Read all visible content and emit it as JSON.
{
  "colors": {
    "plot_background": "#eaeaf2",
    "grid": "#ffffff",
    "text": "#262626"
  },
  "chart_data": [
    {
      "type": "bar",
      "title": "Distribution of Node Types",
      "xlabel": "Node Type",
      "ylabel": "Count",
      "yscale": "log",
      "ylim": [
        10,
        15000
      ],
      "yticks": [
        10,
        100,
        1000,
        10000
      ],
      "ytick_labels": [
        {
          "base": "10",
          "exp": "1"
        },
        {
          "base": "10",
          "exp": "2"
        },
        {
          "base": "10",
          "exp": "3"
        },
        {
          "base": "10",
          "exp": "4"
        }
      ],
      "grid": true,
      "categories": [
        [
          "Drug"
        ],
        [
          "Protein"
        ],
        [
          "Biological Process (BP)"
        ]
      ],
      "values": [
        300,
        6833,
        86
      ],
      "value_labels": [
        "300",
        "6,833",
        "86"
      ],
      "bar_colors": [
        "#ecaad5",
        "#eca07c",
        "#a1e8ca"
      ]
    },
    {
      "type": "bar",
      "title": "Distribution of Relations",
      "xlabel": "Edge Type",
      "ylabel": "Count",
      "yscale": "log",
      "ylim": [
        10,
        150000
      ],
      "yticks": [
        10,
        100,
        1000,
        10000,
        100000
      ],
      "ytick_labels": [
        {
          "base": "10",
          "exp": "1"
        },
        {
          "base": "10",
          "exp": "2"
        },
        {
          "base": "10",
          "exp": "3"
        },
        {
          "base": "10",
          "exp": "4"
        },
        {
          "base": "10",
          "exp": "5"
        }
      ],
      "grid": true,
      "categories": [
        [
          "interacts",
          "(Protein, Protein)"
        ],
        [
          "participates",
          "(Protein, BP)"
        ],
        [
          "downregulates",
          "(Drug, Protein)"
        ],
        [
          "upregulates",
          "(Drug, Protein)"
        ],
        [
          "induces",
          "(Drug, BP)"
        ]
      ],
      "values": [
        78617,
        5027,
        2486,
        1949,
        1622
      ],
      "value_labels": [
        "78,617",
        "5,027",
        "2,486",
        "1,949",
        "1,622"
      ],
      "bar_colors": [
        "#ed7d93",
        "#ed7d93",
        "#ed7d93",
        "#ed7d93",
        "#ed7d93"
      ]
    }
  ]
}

★ ★ ★ ★

Task to complete >> Reproduce the entire listing word for word.

Answer section >>
Read all visible content and emit it as JSON.
{
  "colors": {
    "plot_background": "#eaeaf2",
    "grid": "#ffffff",
    "text": "#262626"
  },
  "chart_data": [
    {
      "type": "bar",
      "title": "Distribution of Node Types",
      "xlabel": "Node Type",
      "ylabel": "Count",
      "yscale": "log",
      "ylim": [
        10,
        15000
      ],
      "yticks": [
        10,
        100,
        1000,
        10000
      ],
      "ytick_labels": [
        {
          "base": "10",
          "exp": "1"
        },
        {
          "base": "10",
          "exp": "2"
        },
        {
          "base": "10",
          "exp": "3"
        },
        {
          "base": "10",
          "exp": "4"
        }
      ],
      "grid": true,
      "categories": [
        [
          "Drug"
        ],
        [
          "Protein"
        ],
        [
          "Biological Process (BP)"
        ]
      ],
      "values": [
        300,
        6833,
        86
      ],
      "value_labels": [
        "300",
        "6,833",
        "86"
      ],
      "bar_colors": [
        "#ecaad5",
        "#eca07c",
        "#a1e8ca"
      ]
    },
    {
      "type": "bar",
      "title": "Distribution of Relations",
      "xlabel": "Edge Type",
      "ylabel": "Count",
      "yscale": "log",
      "ylim": [
        10,
        150000
      ],
      "yticks": [
        10,
        100,
        1000,
        10000,
        100000
      ],
      "ytick_labels": [
        {
          "base": "10",
          "exp": "1"
        },
        {
          "base": "10",
          "exp": "2"
        },
        {
          "base": "10",
          "exp": "3"
        },
        {
          "base": "10",
          "exp": "4"
        },
        {
          "base": "10",
          "exp": "5"
        }
      ],
      "grid": true,
      "categories": [
        [
          "interacts",
          "(Protein, Protein)"
        ],
        [
          "participates",
          "(Protein, BP)"
        ],
        [
          "downregulates",
          "(Drug, Protein)"
        ],
        [
          "upregulates",
          "(Drug, Protein)"
        ],
        [
          "induces",
          "(Drug, BP)"
        ]
      ],
      "values": [
        78617,
        5027,
        2486,
        1949,
        1622
      ],
      "value_labels": [
        "78,617",
        "5,027",
        "2,486",
        "1,949",
        "1,622"
      ],
      "bar_colors": [
        "#ed7d93",
        "#ed7d93",
        "#ed7d93",
        "#ed7d93",
        "#ed7d93"
      ]
    }
  ]
}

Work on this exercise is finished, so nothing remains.